• Material supplied:
## begin

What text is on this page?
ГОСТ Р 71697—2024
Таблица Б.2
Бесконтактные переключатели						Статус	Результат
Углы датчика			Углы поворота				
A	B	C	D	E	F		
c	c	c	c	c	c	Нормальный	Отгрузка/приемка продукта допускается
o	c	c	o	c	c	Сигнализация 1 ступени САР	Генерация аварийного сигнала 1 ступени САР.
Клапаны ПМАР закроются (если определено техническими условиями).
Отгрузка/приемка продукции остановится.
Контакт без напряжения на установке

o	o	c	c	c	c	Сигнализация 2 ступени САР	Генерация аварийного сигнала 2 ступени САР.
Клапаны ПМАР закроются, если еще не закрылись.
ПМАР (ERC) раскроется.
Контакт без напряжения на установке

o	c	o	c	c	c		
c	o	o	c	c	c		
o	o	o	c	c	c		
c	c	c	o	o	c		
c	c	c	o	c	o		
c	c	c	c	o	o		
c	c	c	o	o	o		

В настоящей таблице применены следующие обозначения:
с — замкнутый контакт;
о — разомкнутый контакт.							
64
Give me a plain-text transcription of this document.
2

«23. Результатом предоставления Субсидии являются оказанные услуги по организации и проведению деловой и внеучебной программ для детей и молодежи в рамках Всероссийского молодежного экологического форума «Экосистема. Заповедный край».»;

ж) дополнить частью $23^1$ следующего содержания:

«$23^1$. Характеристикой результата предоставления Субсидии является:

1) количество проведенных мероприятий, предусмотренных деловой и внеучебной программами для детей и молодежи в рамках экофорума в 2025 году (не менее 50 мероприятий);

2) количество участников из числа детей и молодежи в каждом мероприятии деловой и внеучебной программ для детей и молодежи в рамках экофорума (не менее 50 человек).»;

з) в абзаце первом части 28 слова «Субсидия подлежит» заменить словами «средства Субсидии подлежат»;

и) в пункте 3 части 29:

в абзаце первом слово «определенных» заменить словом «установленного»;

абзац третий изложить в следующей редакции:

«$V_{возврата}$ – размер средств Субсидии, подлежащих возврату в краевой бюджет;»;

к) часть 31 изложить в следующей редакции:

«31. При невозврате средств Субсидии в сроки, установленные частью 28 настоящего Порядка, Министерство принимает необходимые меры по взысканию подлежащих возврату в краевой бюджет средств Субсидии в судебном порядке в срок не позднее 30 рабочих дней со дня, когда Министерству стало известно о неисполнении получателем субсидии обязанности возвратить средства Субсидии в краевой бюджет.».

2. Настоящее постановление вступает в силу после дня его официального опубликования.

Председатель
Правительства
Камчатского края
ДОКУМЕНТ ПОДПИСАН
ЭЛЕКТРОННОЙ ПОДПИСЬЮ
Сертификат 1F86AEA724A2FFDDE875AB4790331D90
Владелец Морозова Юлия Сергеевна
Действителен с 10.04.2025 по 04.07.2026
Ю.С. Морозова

## end

• Stated goal: Extract each line from the listing that holds the word "возврату".

• In response:
«$V_{возврата}$ – размер средств Субсидии, подлежащих возврату в краевой бюджет;»;
«31. При невозврате средств Субсидии в сроки, установленные частью 28 настоящего Порядка, Министерство принимает необходимые меры по взысканию подлежащих возврату в краевой бюджет средств Субсидии в судебном порядке в срок не позднее 30 рабочих дней со дня, когда Министерству стало известно о неисполнении получателем субсидии обязанности возвратить средства Субсидии в краевой бюджет.».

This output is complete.